**Instructions to follow:**
Search the records for "JSON". Copy every line where it appears.

(Dataset listings of figures)
════════════════════
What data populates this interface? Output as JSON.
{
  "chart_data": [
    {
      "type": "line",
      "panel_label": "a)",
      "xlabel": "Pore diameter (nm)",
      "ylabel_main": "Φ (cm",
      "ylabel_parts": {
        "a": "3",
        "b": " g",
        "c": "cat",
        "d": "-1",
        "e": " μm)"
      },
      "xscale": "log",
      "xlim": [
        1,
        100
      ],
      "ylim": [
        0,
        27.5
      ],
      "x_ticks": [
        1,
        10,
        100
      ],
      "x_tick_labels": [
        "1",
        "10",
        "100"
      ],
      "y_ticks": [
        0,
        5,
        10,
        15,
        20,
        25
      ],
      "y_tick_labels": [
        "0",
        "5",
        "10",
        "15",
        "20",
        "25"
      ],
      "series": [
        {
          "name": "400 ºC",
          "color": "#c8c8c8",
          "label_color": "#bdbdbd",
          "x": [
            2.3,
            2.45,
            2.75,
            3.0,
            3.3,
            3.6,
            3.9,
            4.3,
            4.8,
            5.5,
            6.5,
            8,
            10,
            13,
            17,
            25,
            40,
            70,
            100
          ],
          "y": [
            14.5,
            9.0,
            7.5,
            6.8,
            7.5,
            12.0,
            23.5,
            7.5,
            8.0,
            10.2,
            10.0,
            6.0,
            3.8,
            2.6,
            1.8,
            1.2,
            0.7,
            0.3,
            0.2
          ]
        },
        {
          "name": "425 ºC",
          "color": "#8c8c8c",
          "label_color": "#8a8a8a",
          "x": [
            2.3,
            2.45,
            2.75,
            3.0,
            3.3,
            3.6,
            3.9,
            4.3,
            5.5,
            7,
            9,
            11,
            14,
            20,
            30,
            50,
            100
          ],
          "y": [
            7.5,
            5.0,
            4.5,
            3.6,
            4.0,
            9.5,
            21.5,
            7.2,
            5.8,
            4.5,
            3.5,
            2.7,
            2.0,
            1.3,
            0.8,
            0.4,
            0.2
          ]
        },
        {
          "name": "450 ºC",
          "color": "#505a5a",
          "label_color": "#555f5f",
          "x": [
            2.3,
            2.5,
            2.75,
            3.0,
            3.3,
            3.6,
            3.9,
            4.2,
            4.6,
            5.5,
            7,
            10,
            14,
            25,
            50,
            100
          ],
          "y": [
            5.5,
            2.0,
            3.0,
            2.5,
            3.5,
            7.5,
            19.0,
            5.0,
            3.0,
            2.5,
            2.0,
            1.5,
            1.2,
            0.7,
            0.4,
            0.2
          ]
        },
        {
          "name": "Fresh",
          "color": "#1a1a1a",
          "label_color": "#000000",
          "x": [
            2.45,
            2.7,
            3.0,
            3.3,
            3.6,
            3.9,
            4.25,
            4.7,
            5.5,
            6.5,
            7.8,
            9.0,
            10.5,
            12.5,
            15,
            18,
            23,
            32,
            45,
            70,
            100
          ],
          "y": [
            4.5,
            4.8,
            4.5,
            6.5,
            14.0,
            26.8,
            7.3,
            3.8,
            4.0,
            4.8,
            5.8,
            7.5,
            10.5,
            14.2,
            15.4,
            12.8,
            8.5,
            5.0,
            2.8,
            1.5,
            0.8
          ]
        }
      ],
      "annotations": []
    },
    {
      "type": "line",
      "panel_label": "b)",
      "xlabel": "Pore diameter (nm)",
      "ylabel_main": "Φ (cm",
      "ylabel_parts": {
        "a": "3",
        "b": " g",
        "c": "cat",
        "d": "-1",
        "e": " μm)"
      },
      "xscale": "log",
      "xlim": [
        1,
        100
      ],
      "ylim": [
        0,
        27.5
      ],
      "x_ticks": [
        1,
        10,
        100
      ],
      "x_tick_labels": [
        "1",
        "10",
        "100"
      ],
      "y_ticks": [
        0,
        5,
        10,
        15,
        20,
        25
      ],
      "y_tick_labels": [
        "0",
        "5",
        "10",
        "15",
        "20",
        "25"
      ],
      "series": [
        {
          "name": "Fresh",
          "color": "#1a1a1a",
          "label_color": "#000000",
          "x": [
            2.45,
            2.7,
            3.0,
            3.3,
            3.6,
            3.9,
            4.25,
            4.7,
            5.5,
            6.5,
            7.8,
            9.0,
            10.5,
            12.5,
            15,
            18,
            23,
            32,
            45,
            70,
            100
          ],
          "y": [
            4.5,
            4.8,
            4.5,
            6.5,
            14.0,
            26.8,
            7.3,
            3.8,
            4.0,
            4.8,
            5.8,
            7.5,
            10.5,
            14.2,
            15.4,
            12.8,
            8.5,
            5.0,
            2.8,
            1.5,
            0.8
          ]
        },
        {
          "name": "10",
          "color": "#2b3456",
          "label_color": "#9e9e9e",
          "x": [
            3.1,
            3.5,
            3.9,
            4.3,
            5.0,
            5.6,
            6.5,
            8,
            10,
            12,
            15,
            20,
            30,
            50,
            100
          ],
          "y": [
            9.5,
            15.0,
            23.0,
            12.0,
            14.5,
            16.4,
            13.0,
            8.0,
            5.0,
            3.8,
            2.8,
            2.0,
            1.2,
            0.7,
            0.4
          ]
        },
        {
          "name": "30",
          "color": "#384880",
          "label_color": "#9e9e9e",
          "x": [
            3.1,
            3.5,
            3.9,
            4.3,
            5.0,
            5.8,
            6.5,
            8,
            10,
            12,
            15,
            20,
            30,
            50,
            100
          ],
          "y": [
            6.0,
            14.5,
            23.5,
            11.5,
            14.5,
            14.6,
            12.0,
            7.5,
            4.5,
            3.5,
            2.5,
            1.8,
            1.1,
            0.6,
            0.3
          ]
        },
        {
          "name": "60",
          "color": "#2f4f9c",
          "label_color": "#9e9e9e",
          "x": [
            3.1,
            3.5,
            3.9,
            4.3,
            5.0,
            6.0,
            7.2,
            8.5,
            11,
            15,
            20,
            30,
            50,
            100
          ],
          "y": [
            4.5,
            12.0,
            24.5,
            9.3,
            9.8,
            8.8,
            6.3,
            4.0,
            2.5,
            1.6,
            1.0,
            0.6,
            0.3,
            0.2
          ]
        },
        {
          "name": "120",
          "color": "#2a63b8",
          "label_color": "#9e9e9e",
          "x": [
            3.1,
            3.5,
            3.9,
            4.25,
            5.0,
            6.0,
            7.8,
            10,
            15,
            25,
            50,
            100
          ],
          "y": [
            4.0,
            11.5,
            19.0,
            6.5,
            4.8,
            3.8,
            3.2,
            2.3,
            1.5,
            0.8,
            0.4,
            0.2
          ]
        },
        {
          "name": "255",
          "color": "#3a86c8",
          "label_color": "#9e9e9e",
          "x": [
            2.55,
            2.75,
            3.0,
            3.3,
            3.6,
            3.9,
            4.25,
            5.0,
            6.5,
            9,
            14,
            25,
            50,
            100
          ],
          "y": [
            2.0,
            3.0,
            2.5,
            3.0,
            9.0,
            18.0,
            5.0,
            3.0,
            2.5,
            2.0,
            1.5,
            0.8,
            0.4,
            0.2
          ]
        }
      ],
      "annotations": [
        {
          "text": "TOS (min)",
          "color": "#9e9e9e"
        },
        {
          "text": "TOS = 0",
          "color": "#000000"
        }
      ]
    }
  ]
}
════════════════════
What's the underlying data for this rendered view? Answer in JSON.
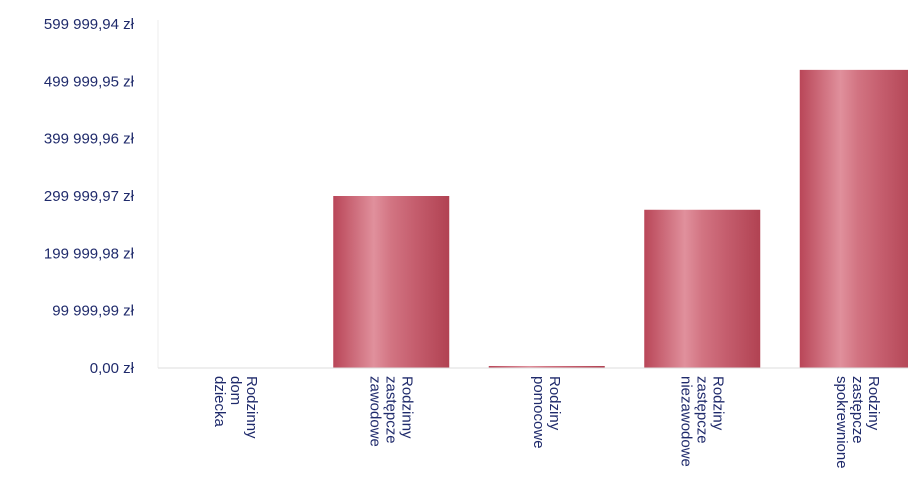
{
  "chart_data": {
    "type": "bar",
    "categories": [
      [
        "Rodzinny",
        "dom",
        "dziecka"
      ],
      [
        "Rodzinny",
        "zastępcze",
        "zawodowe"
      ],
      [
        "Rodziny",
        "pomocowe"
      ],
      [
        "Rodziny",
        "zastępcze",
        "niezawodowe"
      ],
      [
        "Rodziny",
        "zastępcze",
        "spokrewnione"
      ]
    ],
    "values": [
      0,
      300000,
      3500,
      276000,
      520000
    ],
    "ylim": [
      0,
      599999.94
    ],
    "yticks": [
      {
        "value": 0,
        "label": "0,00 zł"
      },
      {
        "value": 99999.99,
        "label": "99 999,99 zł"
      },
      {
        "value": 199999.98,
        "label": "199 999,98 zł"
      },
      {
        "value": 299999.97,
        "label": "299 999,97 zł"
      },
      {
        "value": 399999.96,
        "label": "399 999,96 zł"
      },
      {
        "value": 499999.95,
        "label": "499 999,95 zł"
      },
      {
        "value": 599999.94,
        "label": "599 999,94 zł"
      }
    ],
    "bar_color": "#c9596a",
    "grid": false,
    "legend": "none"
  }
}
════════════════════
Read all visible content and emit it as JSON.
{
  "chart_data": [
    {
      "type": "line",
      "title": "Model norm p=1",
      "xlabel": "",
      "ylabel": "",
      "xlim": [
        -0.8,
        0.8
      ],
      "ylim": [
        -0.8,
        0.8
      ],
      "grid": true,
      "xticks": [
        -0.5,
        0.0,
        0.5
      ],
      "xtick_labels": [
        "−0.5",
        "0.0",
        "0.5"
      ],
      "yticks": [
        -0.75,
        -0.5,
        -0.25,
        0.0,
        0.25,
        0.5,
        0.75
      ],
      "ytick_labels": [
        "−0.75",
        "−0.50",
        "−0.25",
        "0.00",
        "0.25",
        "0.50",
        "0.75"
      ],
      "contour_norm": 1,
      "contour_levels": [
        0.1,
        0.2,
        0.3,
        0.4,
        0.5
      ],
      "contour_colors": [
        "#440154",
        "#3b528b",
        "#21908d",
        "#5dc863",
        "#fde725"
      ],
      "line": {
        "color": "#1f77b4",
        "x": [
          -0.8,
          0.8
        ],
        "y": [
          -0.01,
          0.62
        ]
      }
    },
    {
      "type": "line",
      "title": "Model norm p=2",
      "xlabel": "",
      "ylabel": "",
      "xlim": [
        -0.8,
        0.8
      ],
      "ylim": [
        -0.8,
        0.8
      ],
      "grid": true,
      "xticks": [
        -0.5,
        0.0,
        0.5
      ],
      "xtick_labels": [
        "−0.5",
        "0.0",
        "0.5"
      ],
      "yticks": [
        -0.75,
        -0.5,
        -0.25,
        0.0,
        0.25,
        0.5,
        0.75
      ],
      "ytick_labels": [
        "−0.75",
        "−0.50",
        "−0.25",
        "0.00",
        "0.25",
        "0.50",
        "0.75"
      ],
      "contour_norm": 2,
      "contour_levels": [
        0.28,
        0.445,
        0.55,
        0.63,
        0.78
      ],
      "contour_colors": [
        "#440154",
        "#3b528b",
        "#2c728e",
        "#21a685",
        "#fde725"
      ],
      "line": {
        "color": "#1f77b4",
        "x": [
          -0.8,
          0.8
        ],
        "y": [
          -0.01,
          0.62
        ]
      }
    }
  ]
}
════════════════════
**Exercise output:**
What data populates this interface? Output as JSON.
What's the underlying data for this rendered view? Answer in JSON.
Read all visible content and emit it as JSON.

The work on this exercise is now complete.